» **What you will do**
Copy each line that contains the string "does".

» **Material for the task**
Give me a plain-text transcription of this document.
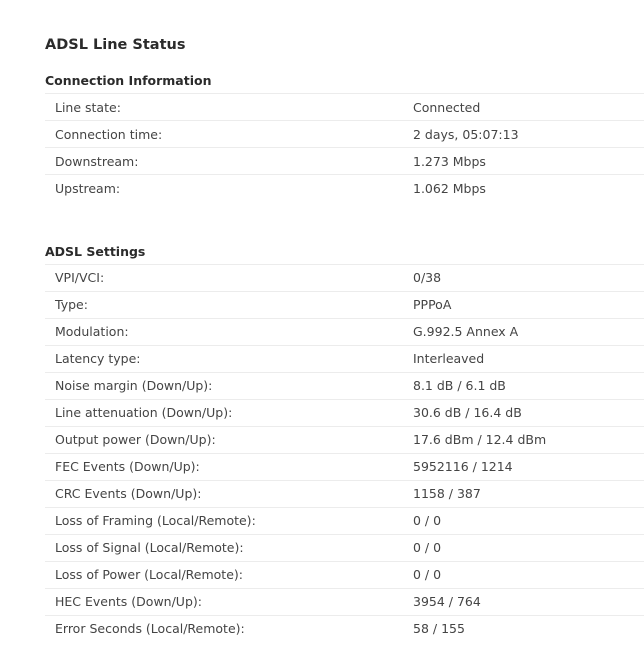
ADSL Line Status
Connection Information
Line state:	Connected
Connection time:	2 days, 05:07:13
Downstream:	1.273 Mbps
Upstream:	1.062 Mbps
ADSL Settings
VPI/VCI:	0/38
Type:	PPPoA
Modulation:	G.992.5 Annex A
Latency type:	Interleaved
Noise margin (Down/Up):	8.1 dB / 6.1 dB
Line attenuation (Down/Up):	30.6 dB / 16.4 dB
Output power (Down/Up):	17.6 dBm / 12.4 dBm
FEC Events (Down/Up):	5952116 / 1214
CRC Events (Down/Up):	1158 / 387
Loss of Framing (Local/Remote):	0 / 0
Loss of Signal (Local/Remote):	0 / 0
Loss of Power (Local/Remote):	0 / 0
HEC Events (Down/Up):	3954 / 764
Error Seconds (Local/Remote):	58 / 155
* * *
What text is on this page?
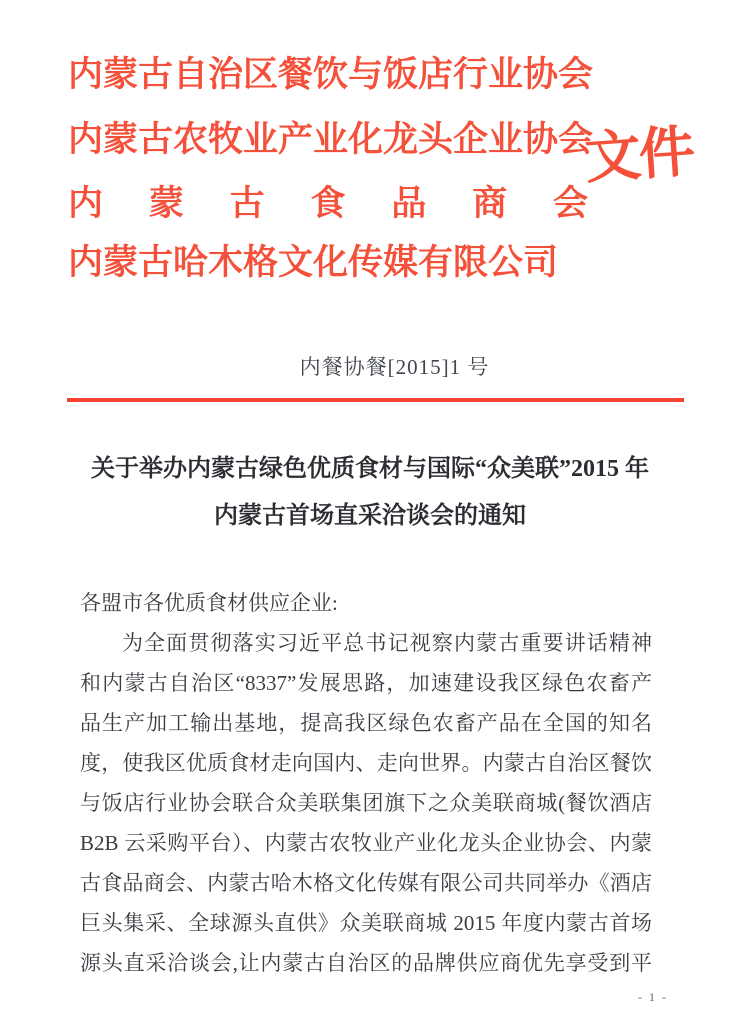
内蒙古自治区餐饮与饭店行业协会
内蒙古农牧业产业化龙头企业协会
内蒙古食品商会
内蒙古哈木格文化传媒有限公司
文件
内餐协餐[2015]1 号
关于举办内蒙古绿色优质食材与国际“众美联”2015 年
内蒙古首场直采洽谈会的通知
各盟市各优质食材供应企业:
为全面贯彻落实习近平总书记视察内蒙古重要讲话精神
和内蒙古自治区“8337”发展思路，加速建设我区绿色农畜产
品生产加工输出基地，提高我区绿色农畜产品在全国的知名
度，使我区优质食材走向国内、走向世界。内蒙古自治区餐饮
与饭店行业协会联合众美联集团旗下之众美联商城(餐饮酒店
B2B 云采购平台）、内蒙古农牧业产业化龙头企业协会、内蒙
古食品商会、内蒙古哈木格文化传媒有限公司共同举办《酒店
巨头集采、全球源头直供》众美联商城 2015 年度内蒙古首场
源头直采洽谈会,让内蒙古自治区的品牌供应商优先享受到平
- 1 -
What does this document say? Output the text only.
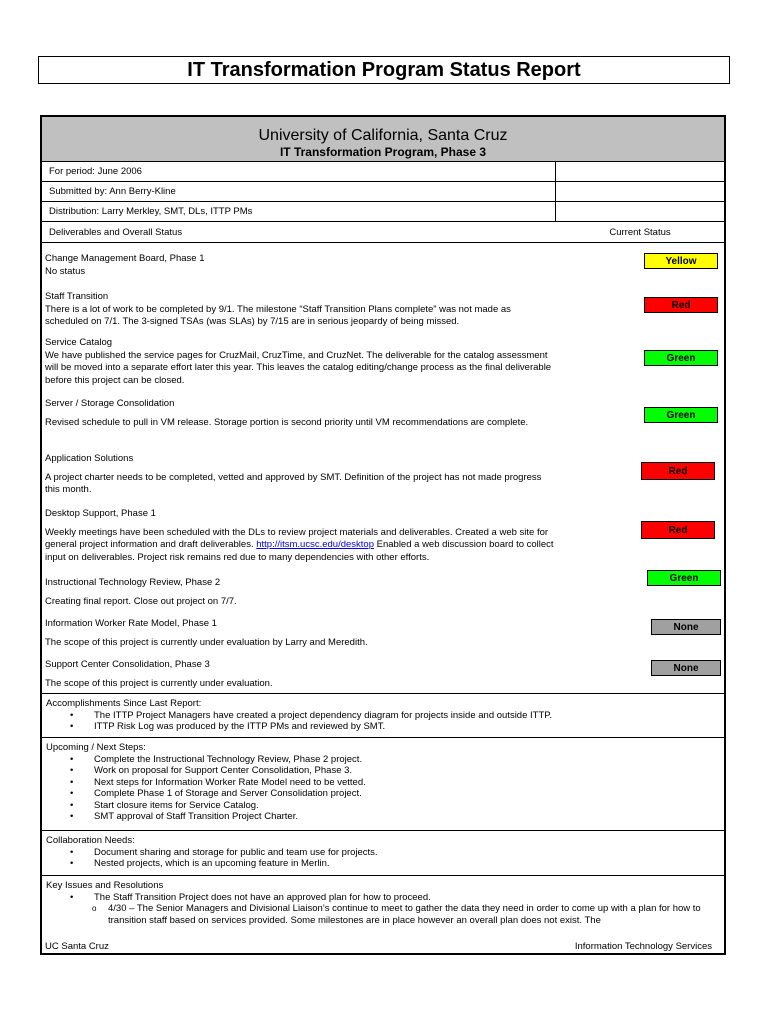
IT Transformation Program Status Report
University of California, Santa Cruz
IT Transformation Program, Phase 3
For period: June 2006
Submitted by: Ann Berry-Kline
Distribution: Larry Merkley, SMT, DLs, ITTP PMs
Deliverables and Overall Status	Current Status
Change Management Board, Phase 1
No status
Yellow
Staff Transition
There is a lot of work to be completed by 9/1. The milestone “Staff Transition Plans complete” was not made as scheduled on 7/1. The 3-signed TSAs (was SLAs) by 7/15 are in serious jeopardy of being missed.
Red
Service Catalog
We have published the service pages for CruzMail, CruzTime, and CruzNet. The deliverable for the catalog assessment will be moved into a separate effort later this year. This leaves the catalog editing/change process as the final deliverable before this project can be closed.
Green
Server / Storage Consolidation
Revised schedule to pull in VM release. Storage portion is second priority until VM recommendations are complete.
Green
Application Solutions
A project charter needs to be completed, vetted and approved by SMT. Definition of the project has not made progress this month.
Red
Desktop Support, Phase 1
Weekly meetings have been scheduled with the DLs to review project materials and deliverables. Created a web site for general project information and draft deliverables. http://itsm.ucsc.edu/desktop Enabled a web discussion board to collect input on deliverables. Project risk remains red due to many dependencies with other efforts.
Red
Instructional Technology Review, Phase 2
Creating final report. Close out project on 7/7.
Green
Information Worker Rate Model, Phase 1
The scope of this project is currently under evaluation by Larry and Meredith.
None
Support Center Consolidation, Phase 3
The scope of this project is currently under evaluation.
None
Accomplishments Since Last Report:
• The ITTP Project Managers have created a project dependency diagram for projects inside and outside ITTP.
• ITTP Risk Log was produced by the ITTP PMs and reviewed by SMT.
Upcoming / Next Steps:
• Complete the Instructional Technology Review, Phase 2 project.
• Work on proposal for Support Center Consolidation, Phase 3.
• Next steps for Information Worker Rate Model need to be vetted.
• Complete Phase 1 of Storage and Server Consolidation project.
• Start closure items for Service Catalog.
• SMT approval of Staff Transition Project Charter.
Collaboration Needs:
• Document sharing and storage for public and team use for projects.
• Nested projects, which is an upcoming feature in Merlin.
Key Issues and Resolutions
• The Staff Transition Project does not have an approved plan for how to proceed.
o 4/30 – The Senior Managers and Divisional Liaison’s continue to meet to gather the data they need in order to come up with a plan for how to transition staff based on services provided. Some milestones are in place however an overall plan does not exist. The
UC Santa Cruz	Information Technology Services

» **Correct output**
What does this document say? Output the text only.
• The Staff Transition Project does not have an approved plan for how to proceed.
o 4/30 – The Senior Managers and Divisional Liaison’s continue to meet to gather the data they need in order to come up with a plan for how to transition staff based on services provided. Some milestones are in place however an overall plan does not exist. The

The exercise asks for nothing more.